[Required work] Gather all lines in the entries below that include the word "JSON".

Items listed in a dataset:
·····

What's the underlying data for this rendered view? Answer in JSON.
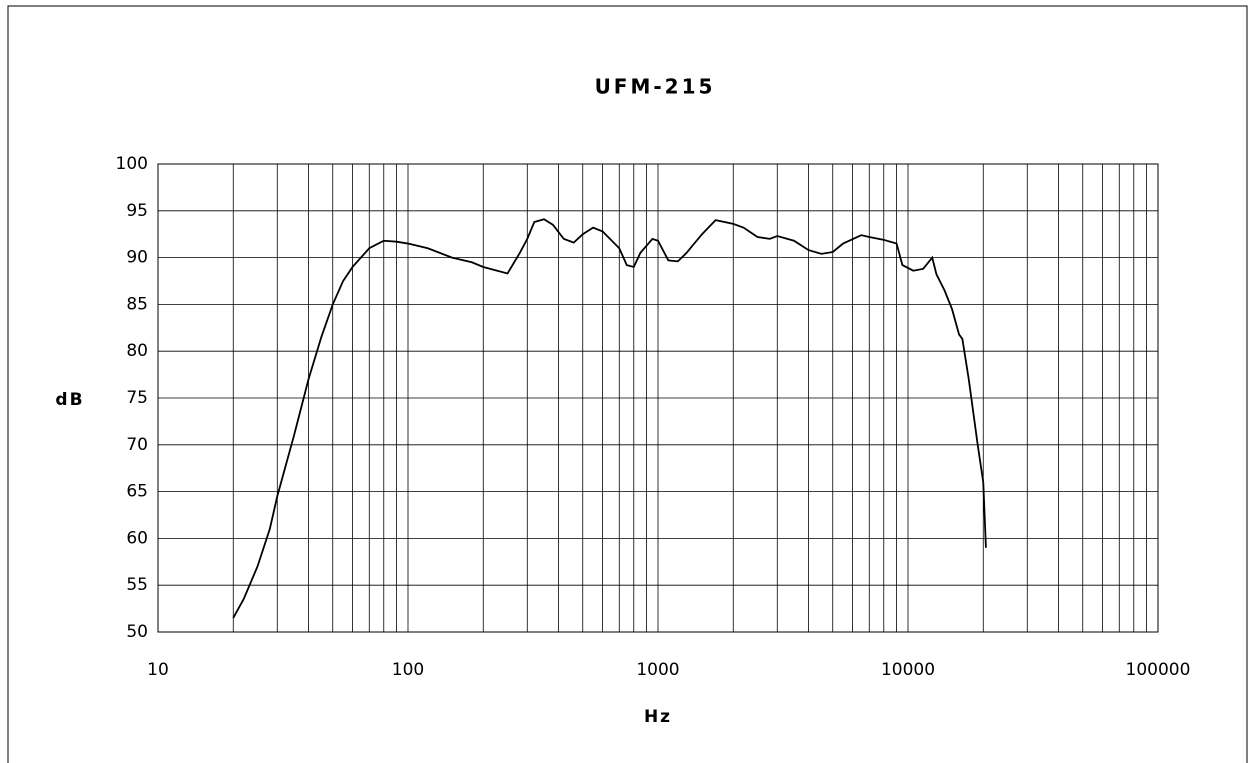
{
  "chart_data": {
    "type": "line",
    "title": "UFM-215",
    "x_label": "Hz",
    "y_label": "dB",
    "log_x": true,
    "grid": true,
    "xlim": [
      10,
      100000
    ],
    "xticks": [
      10,
      100,
      1000,
      10000,
      100000
    ],
    "ylim": [
      50,
      100
    ],
    "yticks": [
      50,
      55,
      60,
      65,
      70,
      75,
      80,
      85,
      90,
      95,
      100
    ],
    "x": [
      20,
      22,
      25,
      28,
      30,
      35,
      40,
      45,
      50,
      55,
      60,
      70,
      80,
      90,
      100,
      120,
      150,
      180,
      200,
      250,
      280,
      300,
      320,
      350,
      380,
      420,
      460,
      500,
      550,
      600,
      700,
      750,
      800,
      850,
      950,
      1000,
      1100,
      1200,
      1300,
      1500,
      1700,
      2000,
      2200,
      2500,
      2800,
      3000,
      3500,
      4000,
      4500,
      5000,
      5500,
      6500,
      7000,
      8000,
      9000,
      9500,
      10500,
      11500,
      12500,
      13000,
      14000,
      15000,
      16000,
      16500,
      17500,
      19000,
      20000,
      20500
    ],
    "series": [
      {
        "name": "UFM-215",
        "color": "#000000",
        "values": [
          51.5,
          53.5,
          57,
          61,
          64.5,
          71,
          77,
          81.5,
          85,
          87.5,
          89,
          91,
          91.8,
          91.7,
          91.5,
          91,
          90,
          89.5,
          89,
          88.3,
          90.5,
          92,
          93.8,
          94.1,
          93.5,
          92,
          91.6,
          92.5,
          93.2,
          92.8,
          91,
          89.2,
          89,
          90.5,
          92,
          91.8,
          89.7,
          89.6,
          90.5,
          92.5,
          94,
          93.6,
          93.2,
          92.2,
          92,
          92.3,
          91.8,
          90.8,
          90.4,
          90.6,
          91.5,
          92.4,
          92.2,
          91.9,
          91.5,
          89.2,
          88.6,
          88.8,
          90,
          88.2,
          86.5,
          84.5,
          81.8,
          81.3,
          77,
          70,
          66,
          59
        ]
      }
    ]
  }
}
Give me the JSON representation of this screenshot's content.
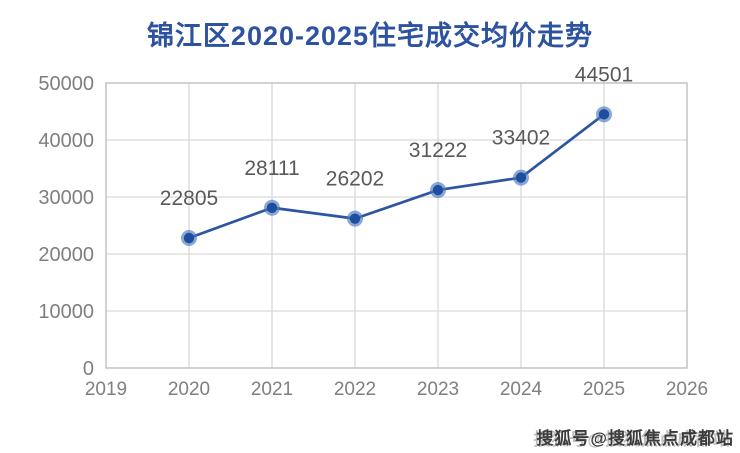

·····

[Expected answer]
What's the underlying data for this rendered view? Answer in JSON.
Give me the JSON representation of this screenshot's content.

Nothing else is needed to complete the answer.